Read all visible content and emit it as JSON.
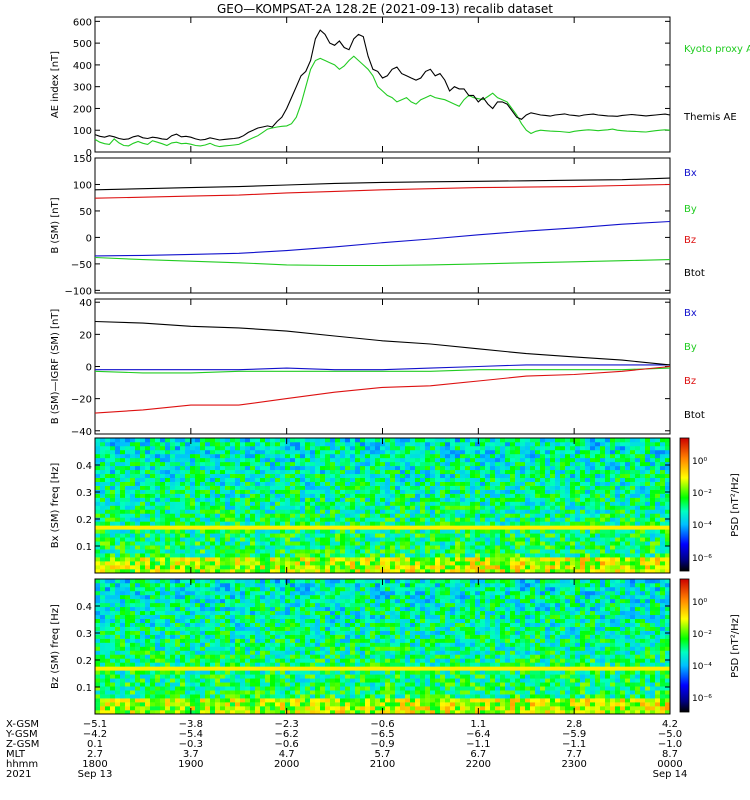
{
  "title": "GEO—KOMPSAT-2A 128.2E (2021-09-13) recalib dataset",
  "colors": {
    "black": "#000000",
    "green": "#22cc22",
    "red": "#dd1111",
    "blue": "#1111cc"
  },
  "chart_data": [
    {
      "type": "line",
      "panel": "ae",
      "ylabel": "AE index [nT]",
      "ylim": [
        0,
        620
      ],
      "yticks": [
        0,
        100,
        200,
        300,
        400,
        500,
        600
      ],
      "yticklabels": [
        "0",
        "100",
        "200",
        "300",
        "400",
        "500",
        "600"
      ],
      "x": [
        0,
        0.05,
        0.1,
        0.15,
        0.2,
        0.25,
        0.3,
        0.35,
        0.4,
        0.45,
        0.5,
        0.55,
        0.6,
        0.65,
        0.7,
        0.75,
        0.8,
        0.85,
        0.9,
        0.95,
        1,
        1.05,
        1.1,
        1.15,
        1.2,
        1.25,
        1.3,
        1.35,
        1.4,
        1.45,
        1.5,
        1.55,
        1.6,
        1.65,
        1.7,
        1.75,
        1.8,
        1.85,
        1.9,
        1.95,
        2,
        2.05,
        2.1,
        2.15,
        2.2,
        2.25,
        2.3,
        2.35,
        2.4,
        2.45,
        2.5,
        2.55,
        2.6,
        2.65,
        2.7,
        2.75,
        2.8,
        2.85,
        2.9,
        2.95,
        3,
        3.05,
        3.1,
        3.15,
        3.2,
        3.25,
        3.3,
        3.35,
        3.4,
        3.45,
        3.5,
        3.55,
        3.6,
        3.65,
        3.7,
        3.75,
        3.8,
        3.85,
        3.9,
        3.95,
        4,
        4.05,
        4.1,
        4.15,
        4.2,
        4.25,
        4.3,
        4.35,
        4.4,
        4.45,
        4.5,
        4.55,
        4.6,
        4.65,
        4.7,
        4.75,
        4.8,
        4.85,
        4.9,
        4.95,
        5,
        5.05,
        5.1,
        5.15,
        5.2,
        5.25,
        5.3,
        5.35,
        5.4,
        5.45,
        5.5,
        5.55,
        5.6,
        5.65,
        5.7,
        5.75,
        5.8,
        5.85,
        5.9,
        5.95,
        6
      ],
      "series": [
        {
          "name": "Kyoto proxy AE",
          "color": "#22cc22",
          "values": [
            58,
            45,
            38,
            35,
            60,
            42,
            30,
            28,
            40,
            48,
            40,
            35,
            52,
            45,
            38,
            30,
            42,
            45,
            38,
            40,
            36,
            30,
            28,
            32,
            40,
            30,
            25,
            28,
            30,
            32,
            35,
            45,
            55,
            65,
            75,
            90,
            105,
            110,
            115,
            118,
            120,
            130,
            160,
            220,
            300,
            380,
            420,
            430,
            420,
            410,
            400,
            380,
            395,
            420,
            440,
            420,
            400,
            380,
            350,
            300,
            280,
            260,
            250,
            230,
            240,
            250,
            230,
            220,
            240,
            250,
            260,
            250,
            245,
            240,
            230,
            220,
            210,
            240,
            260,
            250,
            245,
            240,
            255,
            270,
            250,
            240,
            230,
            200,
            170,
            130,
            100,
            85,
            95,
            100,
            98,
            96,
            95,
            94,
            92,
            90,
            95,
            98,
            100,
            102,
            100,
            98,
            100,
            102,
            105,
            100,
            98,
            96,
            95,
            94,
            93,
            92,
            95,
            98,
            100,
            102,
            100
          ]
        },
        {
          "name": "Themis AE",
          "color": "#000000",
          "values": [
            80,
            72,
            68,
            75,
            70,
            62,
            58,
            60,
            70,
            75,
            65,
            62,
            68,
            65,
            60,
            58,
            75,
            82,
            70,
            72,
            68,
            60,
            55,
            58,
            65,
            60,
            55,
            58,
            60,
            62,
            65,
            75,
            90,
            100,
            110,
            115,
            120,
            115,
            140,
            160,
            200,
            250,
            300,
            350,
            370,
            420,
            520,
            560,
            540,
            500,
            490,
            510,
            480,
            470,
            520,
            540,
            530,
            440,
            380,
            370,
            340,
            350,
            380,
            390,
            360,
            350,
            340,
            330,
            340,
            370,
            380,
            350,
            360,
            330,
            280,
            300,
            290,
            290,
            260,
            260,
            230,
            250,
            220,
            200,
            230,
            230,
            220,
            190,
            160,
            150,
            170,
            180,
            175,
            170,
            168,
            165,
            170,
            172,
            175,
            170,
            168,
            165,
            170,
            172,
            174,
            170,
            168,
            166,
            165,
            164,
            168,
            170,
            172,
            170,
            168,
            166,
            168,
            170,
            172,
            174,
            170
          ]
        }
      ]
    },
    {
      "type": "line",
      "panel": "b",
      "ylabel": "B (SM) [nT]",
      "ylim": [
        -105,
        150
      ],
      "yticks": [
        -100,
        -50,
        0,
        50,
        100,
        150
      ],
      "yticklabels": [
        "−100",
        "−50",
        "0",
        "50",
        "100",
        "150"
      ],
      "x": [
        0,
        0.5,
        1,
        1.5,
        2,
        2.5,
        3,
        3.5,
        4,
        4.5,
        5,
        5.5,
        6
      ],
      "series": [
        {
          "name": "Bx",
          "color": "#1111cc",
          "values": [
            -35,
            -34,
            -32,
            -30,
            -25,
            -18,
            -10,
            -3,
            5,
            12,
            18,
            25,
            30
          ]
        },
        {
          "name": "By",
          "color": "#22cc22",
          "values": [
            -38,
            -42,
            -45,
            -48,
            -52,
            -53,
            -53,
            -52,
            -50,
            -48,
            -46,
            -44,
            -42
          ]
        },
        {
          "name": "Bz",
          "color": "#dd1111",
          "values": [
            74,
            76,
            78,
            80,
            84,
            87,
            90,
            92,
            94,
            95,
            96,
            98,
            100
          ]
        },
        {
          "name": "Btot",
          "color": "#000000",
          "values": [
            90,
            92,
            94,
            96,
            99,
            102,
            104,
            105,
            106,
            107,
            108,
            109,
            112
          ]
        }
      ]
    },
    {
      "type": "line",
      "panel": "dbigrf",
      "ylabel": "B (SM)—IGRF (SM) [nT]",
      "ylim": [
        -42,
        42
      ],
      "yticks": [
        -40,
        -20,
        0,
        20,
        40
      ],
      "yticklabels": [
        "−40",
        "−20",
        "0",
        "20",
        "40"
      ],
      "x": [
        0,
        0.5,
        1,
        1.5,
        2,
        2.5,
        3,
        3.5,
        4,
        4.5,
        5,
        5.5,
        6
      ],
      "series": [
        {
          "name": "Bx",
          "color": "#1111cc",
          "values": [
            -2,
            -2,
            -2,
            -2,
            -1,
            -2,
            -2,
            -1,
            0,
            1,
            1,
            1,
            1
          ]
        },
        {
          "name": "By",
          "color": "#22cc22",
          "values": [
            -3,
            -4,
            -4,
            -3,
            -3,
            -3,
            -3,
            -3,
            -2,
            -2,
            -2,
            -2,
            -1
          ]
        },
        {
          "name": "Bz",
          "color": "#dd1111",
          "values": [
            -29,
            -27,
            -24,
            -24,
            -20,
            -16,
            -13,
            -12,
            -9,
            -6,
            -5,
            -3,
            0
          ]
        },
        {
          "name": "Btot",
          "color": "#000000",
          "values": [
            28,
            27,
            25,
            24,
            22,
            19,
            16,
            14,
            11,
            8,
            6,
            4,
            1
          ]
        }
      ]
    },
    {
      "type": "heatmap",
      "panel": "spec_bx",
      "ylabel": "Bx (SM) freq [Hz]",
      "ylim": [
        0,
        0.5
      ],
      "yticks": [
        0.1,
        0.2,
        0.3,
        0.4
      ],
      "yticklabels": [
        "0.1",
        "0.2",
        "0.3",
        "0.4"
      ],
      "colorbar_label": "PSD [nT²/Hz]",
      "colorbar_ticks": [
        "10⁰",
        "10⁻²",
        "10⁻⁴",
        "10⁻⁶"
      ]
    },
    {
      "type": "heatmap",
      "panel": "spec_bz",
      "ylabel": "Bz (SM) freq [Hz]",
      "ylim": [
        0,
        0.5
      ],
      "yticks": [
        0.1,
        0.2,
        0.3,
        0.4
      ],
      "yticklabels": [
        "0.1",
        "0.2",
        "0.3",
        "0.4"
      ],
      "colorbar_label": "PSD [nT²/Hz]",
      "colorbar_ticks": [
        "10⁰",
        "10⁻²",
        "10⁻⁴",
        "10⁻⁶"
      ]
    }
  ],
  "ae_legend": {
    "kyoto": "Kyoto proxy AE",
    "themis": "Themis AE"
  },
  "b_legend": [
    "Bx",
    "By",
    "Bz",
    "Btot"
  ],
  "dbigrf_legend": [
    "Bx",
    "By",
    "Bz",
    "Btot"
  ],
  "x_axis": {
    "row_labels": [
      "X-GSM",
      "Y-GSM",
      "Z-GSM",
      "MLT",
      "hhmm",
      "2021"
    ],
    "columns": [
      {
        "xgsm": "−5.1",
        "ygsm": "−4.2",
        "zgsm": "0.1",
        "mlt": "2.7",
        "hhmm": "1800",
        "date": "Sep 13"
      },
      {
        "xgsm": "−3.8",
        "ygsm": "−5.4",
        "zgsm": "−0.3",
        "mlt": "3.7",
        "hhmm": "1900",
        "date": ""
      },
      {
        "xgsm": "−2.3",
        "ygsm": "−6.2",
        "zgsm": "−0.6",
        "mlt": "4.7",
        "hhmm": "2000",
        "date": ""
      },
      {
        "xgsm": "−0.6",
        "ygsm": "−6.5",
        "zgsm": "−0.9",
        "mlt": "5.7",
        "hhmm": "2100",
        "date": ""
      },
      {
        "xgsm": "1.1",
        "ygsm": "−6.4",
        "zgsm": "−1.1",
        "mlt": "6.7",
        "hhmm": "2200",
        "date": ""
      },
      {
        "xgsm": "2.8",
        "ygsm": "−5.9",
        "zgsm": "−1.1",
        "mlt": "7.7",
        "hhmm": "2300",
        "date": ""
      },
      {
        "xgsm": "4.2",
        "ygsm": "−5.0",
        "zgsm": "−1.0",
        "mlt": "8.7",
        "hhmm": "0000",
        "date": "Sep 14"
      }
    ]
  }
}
· · · · · · ·
### What you need to do
Working from the material above, state how many lines contain "hhmm"; give only the number.

### Output for this task
8